GIVEN RECORDS:
========
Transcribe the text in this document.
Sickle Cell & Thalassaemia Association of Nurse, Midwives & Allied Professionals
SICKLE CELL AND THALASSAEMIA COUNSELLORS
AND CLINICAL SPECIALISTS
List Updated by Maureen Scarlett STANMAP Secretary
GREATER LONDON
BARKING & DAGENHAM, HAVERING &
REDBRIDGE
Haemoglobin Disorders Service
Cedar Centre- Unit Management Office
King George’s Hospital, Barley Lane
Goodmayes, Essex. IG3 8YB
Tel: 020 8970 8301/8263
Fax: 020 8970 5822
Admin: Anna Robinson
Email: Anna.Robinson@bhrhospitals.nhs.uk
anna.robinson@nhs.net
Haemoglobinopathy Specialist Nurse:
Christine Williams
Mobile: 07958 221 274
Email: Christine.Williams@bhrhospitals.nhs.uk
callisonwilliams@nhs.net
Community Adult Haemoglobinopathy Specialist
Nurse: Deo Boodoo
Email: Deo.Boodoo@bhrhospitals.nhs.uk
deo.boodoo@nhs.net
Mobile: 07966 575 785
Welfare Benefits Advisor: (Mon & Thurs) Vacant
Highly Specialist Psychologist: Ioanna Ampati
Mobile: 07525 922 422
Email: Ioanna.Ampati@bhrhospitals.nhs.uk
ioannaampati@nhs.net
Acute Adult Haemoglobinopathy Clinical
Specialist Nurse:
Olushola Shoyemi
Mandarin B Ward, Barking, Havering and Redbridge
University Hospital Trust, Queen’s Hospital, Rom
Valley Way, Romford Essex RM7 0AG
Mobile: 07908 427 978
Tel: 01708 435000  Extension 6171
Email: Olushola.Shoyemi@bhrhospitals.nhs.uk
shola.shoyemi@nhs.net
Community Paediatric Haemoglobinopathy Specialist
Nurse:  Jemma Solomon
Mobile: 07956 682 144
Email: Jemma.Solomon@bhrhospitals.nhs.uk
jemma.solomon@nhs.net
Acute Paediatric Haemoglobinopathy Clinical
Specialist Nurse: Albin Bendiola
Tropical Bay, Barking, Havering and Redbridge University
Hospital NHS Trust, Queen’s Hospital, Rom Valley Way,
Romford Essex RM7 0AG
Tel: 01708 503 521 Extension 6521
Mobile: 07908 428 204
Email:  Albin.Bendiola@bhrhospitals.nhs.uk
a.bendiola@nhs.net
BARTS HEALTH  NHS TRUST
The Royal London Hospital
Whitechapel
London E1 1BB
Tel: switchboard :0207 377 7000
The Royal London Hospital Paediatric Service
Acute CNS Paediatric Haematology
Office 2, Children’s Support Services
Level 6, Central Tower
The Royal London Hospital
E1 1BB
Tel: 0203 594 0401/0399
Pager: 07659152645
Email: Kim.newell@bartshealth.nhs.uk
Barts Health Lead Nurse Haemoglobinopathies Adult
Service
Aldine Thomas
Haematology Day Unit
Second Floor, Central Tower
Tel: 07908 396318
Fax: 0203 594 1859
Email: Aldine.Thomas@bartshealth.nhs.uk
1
========
WORK TO BE COMPLETED:
From the first line to the last, retype the data exactly.

COMPLETED EXERCISE:
Transcribe the text in this document.
Sickle Cell & Thalassaemia Association of Nurse, Midwives & Allied Professionals
SICKLE CELL AND THALASSAEMIA COUNSELLORS
AND CLINICAL SPECIALISTS
List Updated by Maureen Scarlett STANMAP Secretary
GREATER LONDON
BARKING & DAGENHAM, HAVERING &
REDBRIDGE
Haemoglobin Disorders Service
Cedar Centre- Unit Management Office
King George’s Hospital, Barley Lane
Goodmayes, Essex. IG3 8YB
Tel: 020 8970 8301/8263
Fax: 020 8970 5822
Admin: Anna Robinson
Email: Anna.Robinson@bhrhospitals.nhs.uk
anna.robinson@nhs.net
Haemoglobinopathy Specialist Nurse:
Christine Williams
Mobile: 07958 221 274
Email: Christine.Williams@bhrhospitals.nhs.uk
callisonwilliams@nhs.net
Community Adult Haemoglobinopathy Specialist
Nurse: Deo Boodoo
Email: Deo.Boodoo@bhrhospitals.nhs.uk
deo.boodoo@nhs.net
Mobile: 07966 575 785
Welfare Benefits Advisor: (Mon & Thurs) Vacant
Highly Specialist Psychologist: Ioanna Ampati
Mobile: 07525 922 422
Email: Ioanna.Ampati@bhrhospitals.nhs.uk
ioannaampati@nhs.net
Acute Adult Haemoglobinopathy Clinical
Specialist Nurse:
Olushola Shoyemi
Mandarin B Ward, Barking, Havering and Redbridge
University Hospital Trust, Queen’s Hospital, Rom
Valley Way, Romford Essex RM7 0AG
Mobile: 07908 427 978
Tel: 01708 435000  Extension 6171
Email: Olushola.Shoyemi@bhrhospitals.nhs.uk
shola.shoyemi@nhs.net
Community Paediatric Haemoglobinopathy Specialist
Nurse:  Jemma Solomon
Mobile: 07956 682 144
Email: Jemma.Solomon@bhrhospitals.nhs.uk
jemma.solomon@nhs.net
Acute Paediatric Haemoglobinopathy Clinical
Specialist Nurse: Albin Bendiola
Tropical Bay, Barking, Havering and Redbridge University
Hospital NHS Trust, Queen’s Hospital, Rom Valley Way,
Romford Essex RM7 0AG
Tel: 01708 503 521 Extension 6521
Mobile: 07908 428 204
Email:  Albin.Bendiola@bhrhospitals.nhs.uk
a.bendiola@nhs.net
BARTS HEALTH  NHS TRUST
The Royal London Hospital
Whitechapel
London E1 1BB
Tel: switchboard :0207 377 7000
The Royal London Hospital Paediatric Service
Acute CNS Paediatric Haematology
Office 2, Children’s Support Services
Level 6, Central Tower
The Royal London Hospital
E1 1BB
Tel: 0203 594 0401/0399
Pager: 07659152645
Email: Kim.newell@bartshealth.nhs.uk
Barts Health Lead Nurse Haemoglobinopathies Adult
Service
Aldine Thomas
Haematology Day Unit
Second Floor, Central Tower
Tel: 07908 396318
Fax: 0203 594 1859
Email: Aldine.Thomas@bartshealth.nhs.uk
1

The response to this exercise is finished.